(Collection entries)
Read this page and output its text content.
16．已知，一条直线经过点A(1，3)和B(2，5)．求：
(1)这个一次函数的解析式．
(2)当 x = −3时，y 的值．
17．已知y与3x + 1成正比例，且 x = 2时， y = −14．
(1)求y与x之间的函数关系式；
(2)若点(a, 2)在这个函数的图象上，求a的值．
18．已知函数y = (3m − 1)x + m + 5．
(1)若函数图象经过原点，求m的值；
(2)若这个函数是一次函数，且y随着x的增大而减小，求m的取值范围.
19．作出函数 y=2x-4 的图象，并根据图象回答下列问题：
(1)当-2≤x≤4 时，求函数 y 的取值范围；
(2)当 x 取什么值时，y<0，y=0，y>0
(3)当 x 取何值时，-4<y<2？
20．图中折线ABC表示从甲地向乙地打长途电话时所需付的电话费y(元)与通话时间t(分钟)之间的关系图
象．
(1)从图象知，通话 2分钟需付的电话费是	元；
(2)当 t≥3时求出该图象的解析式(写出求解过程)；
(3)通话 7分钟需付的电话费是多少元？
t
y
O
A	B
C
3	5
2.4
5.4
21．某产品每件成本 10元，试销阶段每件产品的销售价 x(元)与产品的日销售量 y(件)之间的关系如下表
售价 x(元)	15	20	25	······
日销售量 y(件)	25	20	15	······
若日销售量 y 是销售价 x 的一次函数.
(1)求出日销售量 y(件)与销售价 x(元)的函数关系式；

* Your goal *
Repeat the whole listing exactly, keeping every line intact.

* Task response *
Read this page and output its text content.
16．已知，一条直线经过点A(1，3)和B(2，5)．求：
(1)这个一次函数的解析式．
(2)当 x = −3时，y 的值．
17．已知y与3x + 1成正比例，且 x = 2时， y = −14．
(1)求y与x之间的函数关系式；
(2)若点(a, 2)在这个函数的图象上，求a的值．
18．已知函数y = (3m − 1)x + m + 5．
(1)若函数图象经过原点，求m的值；
(2)若这个函数是一次函数，且y随着x的增大而减小，求m的取值范围.
19．作出函数 y=2x-4 的图象，并根据图象回答下列问题：
(1)当-2≤x≤4 时，求函数 y 的取值范围；
(2)当 x 取什么值时，y<0，y=0，y>0
(3)当 x 取何值时，-4<y<2？
20．图中折线ABC表示从甲地向乙地打长途电话时所需付的电话费y(元)与通话时间t(分钟)之间的关系图
象．
(1)从图象知，通话 2分钟需付的电话费是	元；
(2)当 t≥3时求出该图象的解析式(写出求解过程)；
(3)通话 7分钟需付的电话费是多少元？
t
y
O
A	B
C
3	5
2.4
5.4
21．某产品每件成本 10元，试销阶段每件产品的销售价 x(元)与产品的日销售量 y(件)之间的关系如下表
售价 x(元)	15	20	25	······
日销售量 y(件)	25	20	15	······
若日销售量 y 是销售价 x 的一次函数.
(1)求出日销售量 y(件)与销售价 x(元)的函数关系式；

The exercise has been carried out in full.